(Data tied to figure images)

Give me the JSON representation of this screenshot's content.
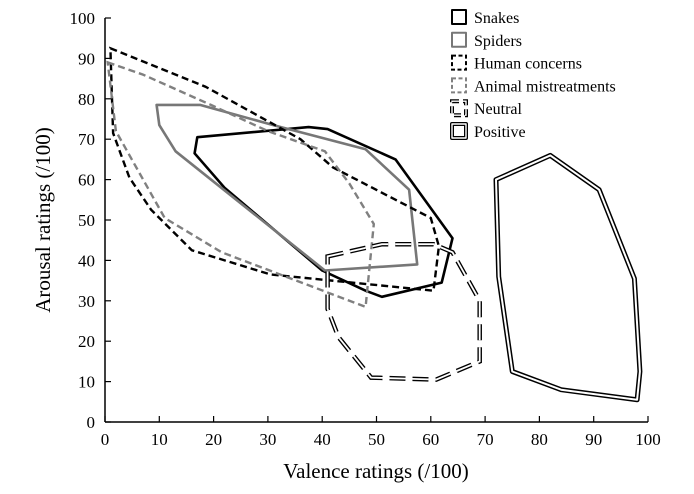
{
  "chart_data": {
    "type": "area",
    "xlabel": "Valence ratings (/100)",
    "ylabel": "Arousal ratings (/100)",
    "xlim": [
      0,
      100
    ],
    "ylim": [
      0,
      100
    ],
    "x_ticks": [
      "0",
      "10",
      "20",
      "30",
      "40",
      "50",
      "60",
      "70",
      "80",
      "90",
      "100"
    ],
    "y_ticks": [
      "0",
      "10",
      "20",
      "30",
      "40",
      "50",
      "60",
      "70",
      "80",
      "90",
      "100"
    ],
    "grid": false,
    "legend_position": "top-right",
    "series": [
      {
        "name": "Snakes",
        "color": "#000000",
        "style": "solid",
        "points": [
          [
            17,
            70.5
          ],
          [
            37.5,
            73
          ],
          [
            41,
            72.5
          ],
          [
            53.5,
            65
          ],
          [
            64,
            45.5
          ],
          [
            62,
            34.5
          ],
          [
            51,
            31
          ],
          [
            48,
            32.5
          ],
          [
            40,
            37.5
          ],
          [
            22,
            58
          ],
          [
            16.5,
            66.5
          ]
        ]
      },
      {
        "name": "Spiders",
        "color": "#777777",
        "style": "solid",
        "points": [
          [
            9.5,
            78.5
          ],
          [
            17.5,
            78.5
          ],
          [
            31,
            73.5
          ],
          [
            48,
            67.5
          ],
          [
            56,
            57.5
          ],
          [
            57.5,
            39
          ],
          [
            40.5,
            37.5
          ],
          [
            13,
            67
          ],
          [
            10,
            73.5
          ]
        ]
      },
      {
        "name": "Human concerns",
        "color": "#000000",
        "style": "dashed",
        "points": [
          [
            1,
            92.5
          ],
          [
            18.5,
            83
          ],
          [
            36,
            70
          ],
          [
            42,
            63
          ],
          [
            60,
            50.5
          ],
          [
            61.5,
            43.5
          ],
          [
            60.5,
            32.5
          ],
          [
            30.5,
            36.5
          ],
          [
            16,
            42.5
          ],
          [
            8.5,
            52.5
          ],
          [
            4.5,
            60.5
          ],
          [
            1.5,
            71.5
          ]
        ]
      },
      {
        "name": "Animal mistreatments",
        "color": "#808080",
        "style": "dashed",
        "points": [
          [
            0.5,
            89
          ],
          [
            7,
            86
          ],
          [
            19.5,
            78.5
          ],
          [
            30,
            72
          ],
          [
            40.5,
            67
          ],
          [
            45,
            59
          ],
          [
            49.5,
            49
          ],
          [
            48,
            28.5
          ],
          [
            21.5,
            42
          ],
          [
            11,
            50.5
          ],
          [
            2,
            72
          ]
        ]
      },
      {
        "name": "Neutral",
        "color": "#000000",
        "style": "longdash-double",
        "points": [
          [
            41,
            41
          ],
          [
            51,
            44
          ],
          [
            60.5,
            44
          ],
          [
            64,
            42
          ],
          [
            69,
            30
          ],
          [
            69,
            15
          ],
          [
            61,
            10.5
          ],
          [
            49,
            11
          ],
          [
            43,
            21
          ],
          [
            41,
            28
          ]
        ]
      },
      {
        "name": "Positive",
        "color": "#000000",
        "style": "double",
        "points": [
          [
            72,
            60
          ],
          [
            82,
            66
          ],
          [
            91,
            57.5
          ],
          [
            97.5,
            35.5
          ],
          [
            98.5,
            12.5
          ],
          [
            98,
            5.5
          ],
          [
            84,
            8
          ],
          [
            75,
            12.5
          ],
          [
            72.5,
            36
          ]
        ]
      }
    ]
  }
}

### Task statement
Output, exactly, all the records above; include no pictures.

### Solution to the problem
Give me the JSON representation of this screenshot's content.
{
  "chart_data": {
    "type": "area",
    "xlabel": "Valence ratings (/100)",
    "ylabel": "Arousal ratings (/100)",
    "xlim": [
      0,
      100
    ],
    "ylim": [
      0,
      100
    ],
    "x_ticks": [
      "0",
      "10",
      "20",
      "30",
      "40",
      "50",
      "60",
      "70",
      "80",
      "90",
      "100"
    ],
    "y_ticks": [
      "0",
      "10",
      "20",
      "30",
      "40",
      "50",
      "60",
      "70",
      "80",
      "90",
      "100"
    ],
    "grid": false,
    "legend_position": "top-right",
    "series": [
      {
        "name": "Snakes",
        "color": "#000000",
        "style": "solid",
        "points": [
          [
            17,
            70.5
          ],
          [
            37.5,
            73
          ],
          [
            41,
            72.5
          ],
          [
            53.5,
            65
          ],
          [
            64,
            45.5
          ],
          [
            62,
            34.5
          ],
          [
            51,
            31
          ],
          [
            48,
            32.5
          ],
          [
            40,
            37.5
          ],
          [
            22,
            58
          ],
          [
            16.5,
            66.5
          ]
        ]
      },
      {
        "name": "Spiders",
        "color": "#777777",
        "style": "solid",
        "points": [
          [
            9.5,
            78.5
          ],
          [
            17.5,
            78.5
          ],
          [
            31,
            73.5
          ],
          [
            48,
            67.5
          ],
          [
            56,
            57.5
          ],
          [
            57.5,
            39
          ],
          [
            40.5,
            37.5
          ],
          [
            13,
            67
          ],
          [
            10,
            73.5
          ]
        ]
      },
      {
        "name": "Human concerns",
        "color": "#000000",
        "style": "dashed",
        "points": [
          [
            1,
            92.5
          ],
          [
            18.5,
            83
          ],
          [
            36,
            70
          ],
          [
            42,
            63
          ],
          [
            60,
            50.5
          ],
          [
            61.5,
            43.5
          ],
          [
            60.5,
            32.5
          ],
          [
            30.5,
            36.5
          ],
          [
            16,
            42.5
          ],
          [
            8.5,
            52.5
          ],
          [
            4.5,
            60.5
          ],
          [
            1.5,
            71.5
          ]
        ]
      },
      {
        "name": "Animal mistreatments",
        "color": "#808080",
        "style": "dashed",
        "points": [
          [
            0.5,
            89
          ],
          [
            7,
            86
          ],
          [
            19.5,
            78.5
          ],
          [
            30,
            72
          ],
          [
            40.5,
            67
          ],
          [
            45,
            59
          ],
          [
            49.5,
            49
          ],
          [
            48,
            28.5
          ],
          [
            21.5,
            42
          ],
          [
            11,
            50.5
          ],
          [
            2,
            72
          ]
        ]
      },
      {
        "name": "Neutral",
        "color": "#000000",
        "style": "longdash-double",
        "points": [
          [
            41,
            41
          ],
          [
            51,
            44
          ],
          [
            60.5,
            44
          ],
          [
            64,
            42
          ],
          [
            69,
            30
          ],
          [
            69,
            15
          ],
          [
            61,
            10.5
          ],
          [
            49,
            11
          ],
          [
            43,
            21
          ],
          [
            41,
            28
          ]
        ]
      },
      {
        "name": "Positive",
        "color": "#000000",
        "style": "double",
        "points": [
          [
            72,
            60
          ],
          [
            82,
            66
          ],
          [
            91,
            57.5
          ],
          [
            97.5,
            35.5
          ],
          [
            98.5,
            12.5
          ],
          [
            98,
            5.5
          ],
          [
            84,
            8
          ],
          [
            75,
            12.5
          ],
          [
            72.5,
            36
          ]
        ]
      }
    ]
  }
}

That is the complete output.